== PROVIDED RECORDS ==

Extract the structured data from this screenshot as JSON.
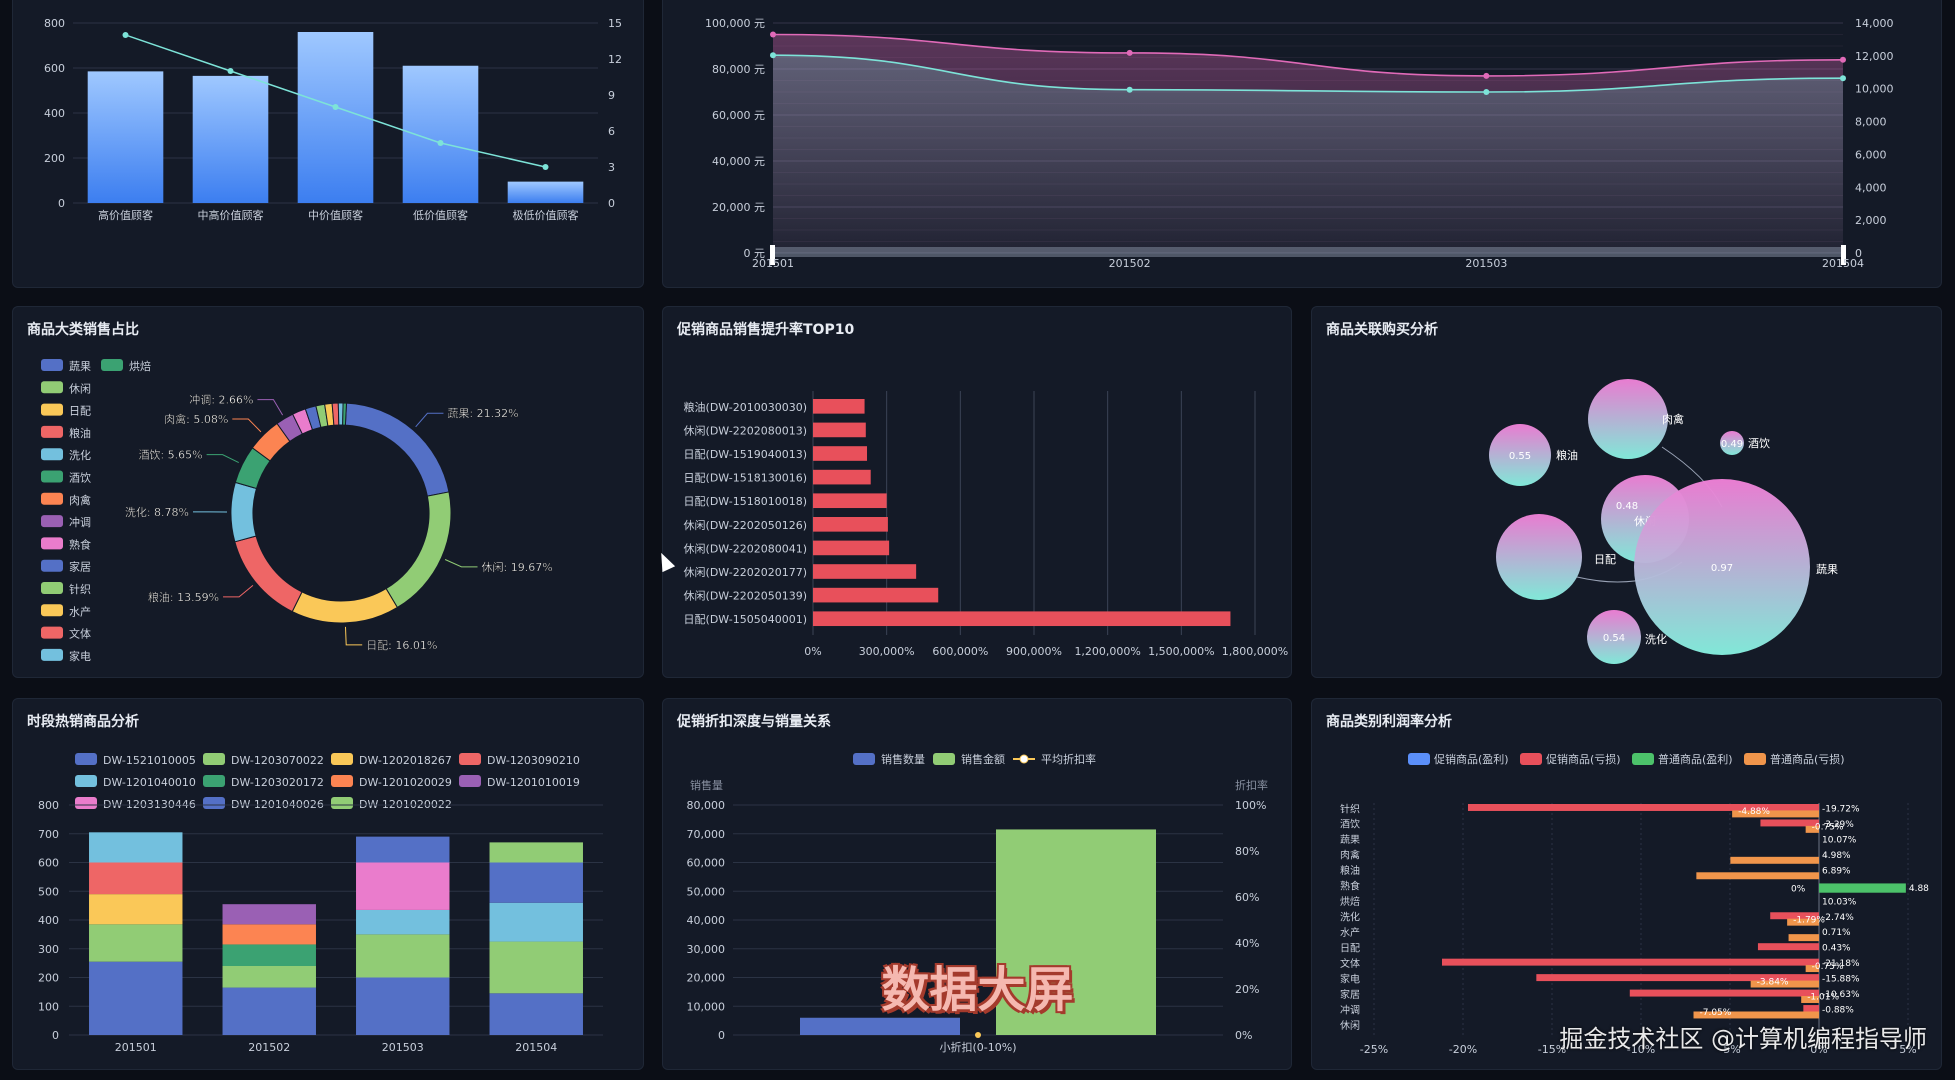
{
  "colors": {
    "blue": "#5470c6",
    "green": "#91cc75",
    "yellow": "#fac858",
    "red": "#ee6666",
    "cyan": "#73c0de",
    "teal": "#3ba272",
    "orange": "#fc8452",
    "purple": "#9a60b4",
    "pink": "#ea7ccc",
    "bar_red": "#e8505b",
    "line_cyan": "#7de3d8",
    "line_pink": "#e06ab8"
  },
  "panels": {
    "customer_value": {
      "title": ""
    },
    "monthly_trend": {
      "title": ""
    },
    "category_share": {
      "title": "商品大类销售占比"
    },
    "promo_top10": {
      "title": "促销商品销售提升率TOP10"
    },
    "assoc_buy": {
      "title": "商品关联购买分析"
    },
    "hot_by_period": {
      "title": "时段热销商品分析"
    },
    "discount_depth": {
      "title": "促销折扣深度与销量关系"
    },
    "profit_rate": {
      "title": "商品类别利润率分析"
    }
  },
  "overlay": {
    "title": "数据大屏",
    "watermark": "掘金技术社区 @计算机编程指导师"
  },
  "chart_data": [
    {
      "id": "customer_value",
      "type": "bar",
      "categories": [
        "高价值顾客",
        "中高价值顾客",
        "中价值顾客",
        "低价值顾客",
        "极低价值顾客"
      ],
      "series": [
        {
          "values": [
            585,
            565,
            760,
            610,
            95
          ]
        },
        {
          "type": "line",
          "values": [
            14,
            11,
            8,
            5,
            3
          ]
        }
      ],
      "ylim": [
        0,
        800
      ],
      "yticks": [
        "0",
        "200",
        "400",
        "600",
        "800"
      ],
      "y2lim": [
        0,
        15
      ],
      "y2ticks": [
        "0",
        "3",
        "6",
        "9",
        "12",
        "15"
      ]
    },
    {
      "id": "monthly_trend",
      "type": "line",
      "x": [
        "201501",
        "201502",
        "201503",
        "201504"
      ],
      "series": [
        {
          "values": [
            95000,
            87000,
            77000,
            84000
          ]
        },
        {
          "values": [
            86000,
            71000,
            70000,
            76000
          ]
        }
      ],
      "ylim": [
        0,
        100000
      ],
      "yticks": [
        "0 元",
        "20,000 元",
        "40,000 元",
        "60,000 元",
        "80,000 元",
        "100,000 元"
      ],
      "y2ticks": [
        "0",
        "2,000",
        "4,000",
        "6,000",
        "8,000",
        "10,000",
        "12,000",
        "14,000"
      ]
    },
    {
      "id": "category_share",
      "type": "pie",
      "legend": [
        "蔬果",
        "烘焙",
        "休闲",
        "日配",
        "粮油",
        "洗化",
        "酒饮",
        "肉禽",
        "冲调",
        "熟食",
        "家居",
        "针织",
        "水产",
        "文体",
        "家电"
      ],
      "slices": [
        {
          "name": "蔬果",
          "value": 21.32,
          "label": "蔬果: 21.32%"
        },
        {
          "name": "休闲",
          "value": 19.67,
          "label": "休闲: 19.67%"
        },
        {
          "name": "日配",
          "value": 16.01,
          "label": "日配: 16.01%"
        },
        {
          "name": "粮油",
          "value": 13.59,
          "label": "粮油: 13.59%"
        },
        {
          "name": "洗化",
          "value": 8.78,
          "label": "洗化: 8.78%"
        },
        {
          "name": "酒饮",
          "value": 5.65,
          "label": "酒饮: 5.65%"
        },
        {
          "name": "肉禽",
          "value": 5.08,
          "label": "肉禽: 5.08%"
        },
        {
          "name": "冲调",
          "value": 2.66,
          "label": "冲调: 2.66%"
        },
        {
          "name": "熟食",
          "value": 2.0
        },
        {
          "name": "家居",
          "value": 1.6
        },
        {
          "name": "针织",
          "value": 1.3
        },
        {
          "name": "水产",
          "value": 1.1
        },
        {
          "name": "文体",
          "value": 0.9
        },
        {
          "name": "家电",
          "value": 0.7
        },
        {
          "name": "烘焙",
          "value": 0.5
        }
      ]
    },
    {
      "id": "promo_top10",
      "type": "bar",
      "orientation": "horizontal",
      "categories": [
        "粮油(DW-2010030030)",
        "休闲(DW-2202080013)",
        "日配(DW-1519040013)",
        "日配(DW-1518130016)",
        "日配(DW-1518010018)",
        "休闲(DW-2202050126)",
        "休闲(DW-2202080041)",
        "休闲(DW-2202020177)",
        "休闲(DW-2202050139)",
        "日配(DW-1505040001)"
      ],
      "values": [
        210000,
        215000,
        220000,
        235000,
        300000,
        305000,
        310000,
        420000,
        510000,
        1700000
      ],
      "xlim": [
        0,
        1800000
      ],
      "xticks": [
        "0%",
        "300,000%",
        "600,000%",
        "900,000%",
        "1,200,000%",
        "1,500,000%",
        "1,800,000%"
      ]
    },
    {
      "id": "assoc_buy",
      "type": "scatter",
      "nodes": [
        {
          "name": "肉禽",
          "size": 40,
          "label": ""
        },
        {
          "name": "酒饮",
          "size": 12,
          "label": "0.49"
        },
        {
          "name": "粮油",
          "size": 31,
          "label": "0.55"
        },
        {
          "name": "休闲",
          "size": 44,
          "label": "0.48"
        },
        {
          "name": "日配",
          "size": 43,
          "label": ""
        },
        {
          "name": "蔬果",
          "size": 88,
          "label": "0.97"
        },
        {
          "name": "洗化",
          "size": 27,
          "label": "0.54"
        }
      ]
    },
    {
      "id": "hot_by_period",
      "type": "bar",
      "stacked": true,
      "categories": [
        "201501",
        "201502",
        "201503",
        "201504"
      ],
      "series": [
        {
          "name": "DW-1521010005",
          "values": [
            255,
            165,
            200,
            145
          ]
        },
        {
          "name": "DW-1203070022",
          "values": [
            130,
            75,
            150,
            180
          ]
        },
        {
          "name": "DW-1202018267",
          "values": [
            105,
            0,
            0,
            0
          ]
        },
        {
          "name": "DW-1203090210",
          "values": [
            110,
            0,
            0,
            0
          ]
        },
        {
          "name": "DW-1201040010",
          "values": [
            105,
            0,
            85,
            135
          ]
        },
        {
          "name": "DW-1203020172",
          "values": [
            0,
            75,
            0,
            0
          ]
        },
        {
          "name": "DW-1201020029",
          "values": [
            0,
            70,
            0,
            0
          ]
        },
        {
          "name": "DW-1201010019",
          "values": [
            0,
            70,
            0,
            0
          ]
        },
        {
          "name": "DW-1203130446",
          "values": [
            0,
            0,
            165,
            0
          ]
        },
        {
          "name": "DW-1201040026",
          "values": [
            0,
            0,
            90,
            140
          ]
        },
        {
          "name": "DW-1201020022",
          "values": [
            0,
            0,
            0,
            70
          ]
        }
      ],
      "ylim": [
        0,
        800
      ],
      "yticks": [
        "0",
        "100",
        "200",
        "300",
        "400",
        "500",
        "600",
        "700",
        "800"
      ]
    },
    {
      "id": "discount_depth",
      "type": "bar",
      "categories": [
        "小折扣(0-10%)"
      ],
      "series": [
        {
          "name": "销售数量",
          "values": [
            6000
          ]
        },
        {
          "name": "销售金额",
          "values": [
            71500
          ]
        },
        {
          "name": "平均折扣率",
          "type": "line",
          "values": [
            0
          ]
        }
      ],
      "ylabel": "销售量",
      "y2label": "折扣率",
      "ylim": [
        0,
        80000
      ],
      "yticks": [
        "0",
        "10,000",
        "20,000",
        "30,000",
        "40,000",
        "50,000",
        "60,000",
        "70,000",
        "80,000"
      ],
      "y2ticks": [
        "0%",
        "20%",
        "40%",
        "60%",
        "80%",
        "100%"
      ]
    },
    {
      "id": "profit_rate",
      "type": "bar",
      "orientation": "horizontal",
      "categories": [
        "针织",
        "酒饮",
        "蔬果",
        "肉禽",
        "粮油",
        "熟食",
        "烘焙",
        "洗化",
        "水产",
        "日配",
        "文体",
        "家电",
        "家居",
        "冲调",
        "休闲"
      ],
      "series": [
        {
          "name": "促销商品(盈利)",
          "values": [
            0,
            0,
            0,
            0,
            0,
            0,
            0,
            0,
            0,
            0,
            0,
            0,
            0,
            0,
            0
          ]
        },
        {
          "name": "促销商品(亏损)",
          "values": [
            -19.72,
            -3.29,
            0,
            0,
            0,
            0,
            0,
            -2.74,
            0,
            -3.43,
            -21.18,
            -15.88,
            -10.63,
            -0.88,
            0
          ]
        },
        {
          "name": "普通商品(盈利)",
          "values": [
            0,
            0,
            0,
            0,
            0,
            4.88,
            0,
            0,
            0,
            0,
            0,
            0,
            0,
            0,
            0
          ]
        },
        {
          "name": "普通商品(亏损)",
          "values": [
            -4.88,
            -0.75,
            0,
            -4.98,
            -6.89,
            0,
            0,
            -1.79,
            -1.71,
            0,
            -0.75,
            -3.84,
            -1.0,
            -7.05,
            0
          ]
        }
      ],
      "labels": {
        "left": [
          "-4.88%",
          "-0.75%",
          "",
          "",
          "",
          "0%",
          "",
          "-1.79%",
          "",
          "",
          "-0.75%",
          "-3.84%",
          "-1.01%",
          "-7.05%",
          ""
        ],
        "right": [
          "-19.72%",
          "-3.29%",
          "10.07%",
          "4.98%",
          "6.89%",
          "",
          "10.03%",
          "-2.74%",
          "0.71%",
          "0.43%",
          "-21.18%",
          "-15.88%",
          "-10.63%",
          "-0.88%",
          ""
        ],
        "positive": [
          "",
          "",
          "",
          "",
          "",
          "4.88",
          "",
          "",
          "",
          "",
          "",
          "",
          "",
          "",
          ""
        ]
      },
      "legend": [
        "促销商品(盈利)",
        "促销商品(亏损)",
        "普通商品(盈利)",
        "普通商品(亏损)"
      ],
      "xticks": [
        "-25%",
        "-20%",
        "-15%",
        "-10%",
        "-5%",
        "0%",
        "5%"
      ],
      "xlim": [
        -25,
        5
      ]
    }
  ]
}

== REQUEST ==
Every line containing the string "title" must be listed.

== TASK ANSWER ==
      "title": ""
      "title": ""
      "title": "商品大类销售占比"
      "title": "促销商品销售提升率TOP10"
      "title": "商品关联购买分析"
      "title": "时段热销商品分析"
      "title": "促销折扣深度与销量关系"
      "title": "商品类别利润率分析"
    "title": "数据大屏",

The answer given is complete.